Repeat the listing exactly as given, omitting every image.

(Stored data entries)
▬▬▬▬▬▬▬▬▬▬

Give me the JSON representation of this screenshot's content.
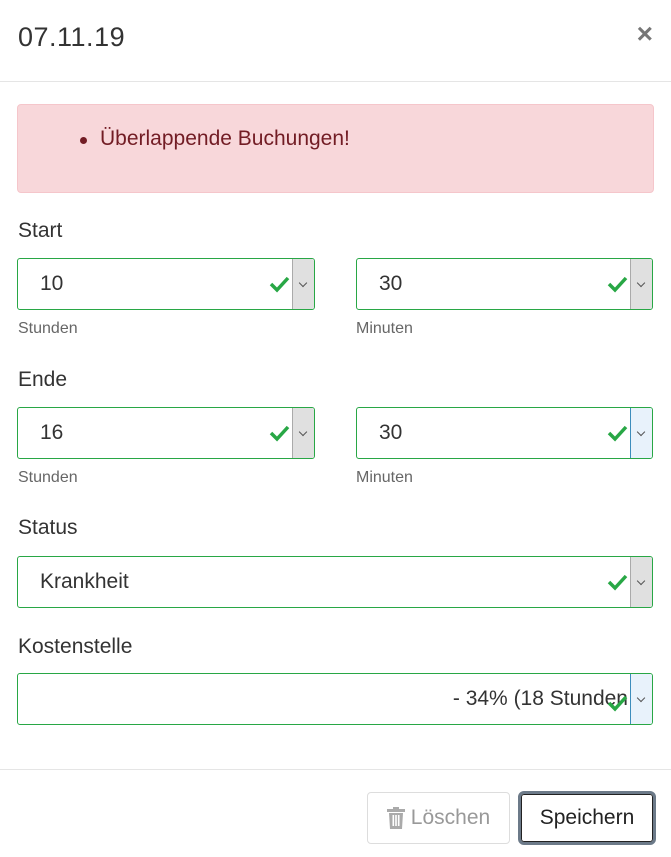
{
  "header": {
    "title": "07.11.19",
    "close_symbol": "×"
  },
  "alert": {
    "items": [
      "Überlappende Buchungen!"
    ]
  },
  "start": {
    "label": "Start",
    "hours": {
      "value": "10",
      "help": "Stunden"
    },
    "minutes": {
      "value": "30",
      "help": "Minuten"
    }
  },
  "end": {
    "label": "Ende",
    "hours": {
      "value": "16",
      "help": "Stunden"
    },
    "minutes": {
      "value": "30",
      "help": "Minuten"
    }
  },
  "status": {
    "label": "Status",
    "value": "Krankheit"
  },
  "cost_center": {
    "label": "Kostenstelle",
    "value": "- 34% (18 Stunden"
  },
  "footer": {
    "delete_label": "Löschen",
    "save_label": "Speichern"
  },
  "colors": {
    "valid": "#28a745",
    "alert_bg": "#f8d7da",
    "alert_text": "#721c24"
  },
  "icons": {
    "valid": "check-icon",
    "dropdown": "chevron-down-icon",
    "delete": "trash-icon",
    "close": "close-icon"
  }
}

▬▬▬▬▬▬▬▬▬▬

CORRECT OUTPUT:
Give me the JSON representation of this screenshot's content.
{
  "header": {
    "title": "07.11.19",
    "close_symbol": "×"
  },
  "alert": {
    "items": [
      "Überlappende Buchungen!"
    ]
  },
  "start": {
    "label": "Start",
    "hours": {
      "value": "10",
      "help": "Stunden"
    },
    "minutes": {
      "value": "30",
      "help": "Minuten"
    }
  },
  "end": {
    "label": "Ende",
    "hours": {
      "value": "16",
      "help": "Stunden"
    },
    "minutes": {
      "value": "30",
      "help": "Minuten"
    }
  },
  "status": {
    "label": "Status",
    "value": "Krankheit"
  },
  "cost_center": {
    "label": "Kostenstelle",
    "value": "- 34% (18 Stunden"
  },
  "footer": {
    "delete_label": "Löschen",
    "save_label": "Speichern"
  },
  "colors": {
    "valid": "#28a745",
    "alert_bg": "#f8d7da",
    "alert_text": "#721c24"
  },
  "icons": {
    "valid": "check-icon",
    "dropdown": "chevron-down-icon",
    "delete": "trash-icon",
    "close": "close-icon"
  }
}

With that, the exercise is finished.